* GIVEN TASK *
Omit the pictures, please, and give each record below again exactly.

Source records
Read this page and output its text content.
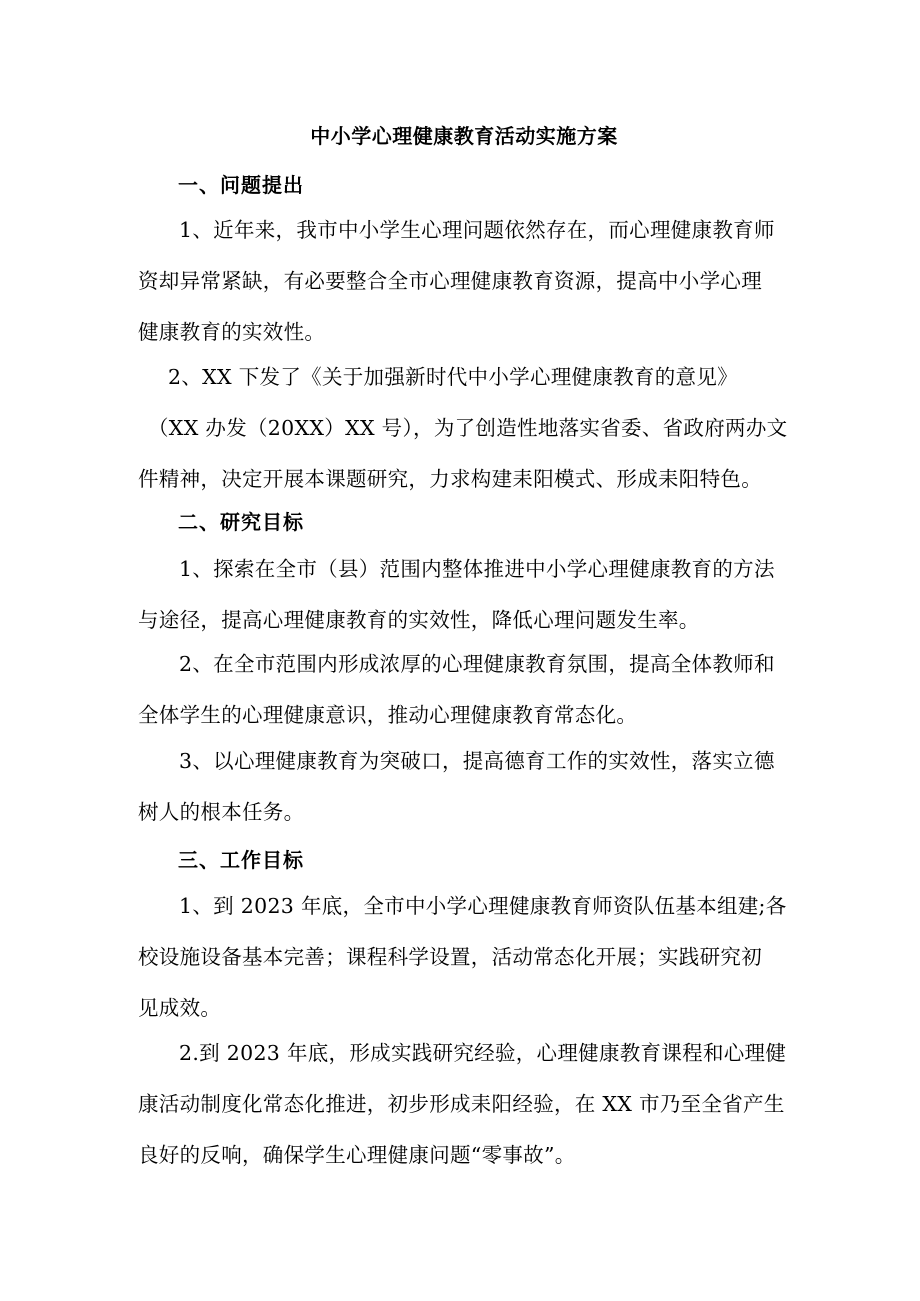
中小学心理健康教育活动实施方案
一、问题提出
1、近年来，我市中小学生心理问题依然存在，而心理健康教育师
资却异常紧缺，有必要整合全市心理健康教育资源，提高中小学心理
健康教育的实效性。
2、XX 下发了《关于加强新时代中小学心理健康教育的意见》
（XX 办发（20XX）XX 号），为了创造性地落实省委、省政府两办文
件精神，决定开展本课题研究，力求构建耒阳模式、形成耒阳特色。
二、研究目标
1、探索在全市（县）范围内整体推进中小学心理健康教育的方法
与途径，提高心理健康教育的实效性，降低心理问题发生率。
2、在全市范围内形成浓厚的心理健康教育氛围，提高全体教师和
全体学生的心理健康意识，推动心理健康教育常态化。
3、以心理健康教育为突破口，提高德育工作的实效性，落实立德
树人的根本任务。
三、工作目标
1、到 2023 年底，全市中小学心理健康教育师资队伍基本组建;各
校设施设备基本完善；课程科学设置，活动常态化开展；实践研究初
见成效。
2.到 2023 年底，形成实践研究经验，心理健康教育课程和心理健
康活动制度化常态化推进，初步形成耒阳经验，在 XX 市乃至全省产生
良好的反响，确保学生心理健康问题“零事故”。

* WRITTEN SOLUTION *
Read this page and output its text content.
中小学心理健康教育活动实施方案
一、问题提出
1、近年来，我市中小学生心理问题依然存在，而心理健康教育师
资却异常紧缺，有必要整合全市心理健康教育资源，提高中小学心理
健康教育的实效性。
2、XX 下发了《关于加强新时代中小学心理健康教育的意见》
（XX 办发（20XX）XX 号），为了创造性地落实省委、省政府两办文
件精神，决定开展本课题研究，力求构建耒阳模式、形成耒阳特色。
二、研究目标
1、探索在全市（县）范围内整体推进中小学心理健康教育的方法
与途径，提高心理健康教育的实效性，降低心理问题发生率。
2、在全市范围内形成浓厚的心理健康教育氛围，提高全体教师和
全体学生的心理健康意识，推动心理健康教育常态化。
3、以心理健康教育为突破口，提高德育工作的实效性，落实立德
树人的根本任务。
三、工作目标
1、到 2023 年底，全市中小学心理健康教育师资队伍基本组建;各
校设施设备基本完善；课程科学设置，活动常态化开展；实践研究初
见成效。
2.到 2023 年底，形成实践研究经验，心理健康教育课程和心理健
康活动制度化常态化推进，初步形成耒阳经验，在 XX 市乃至全省产生
良好的反响，确保学生心理健康问题“零事故”。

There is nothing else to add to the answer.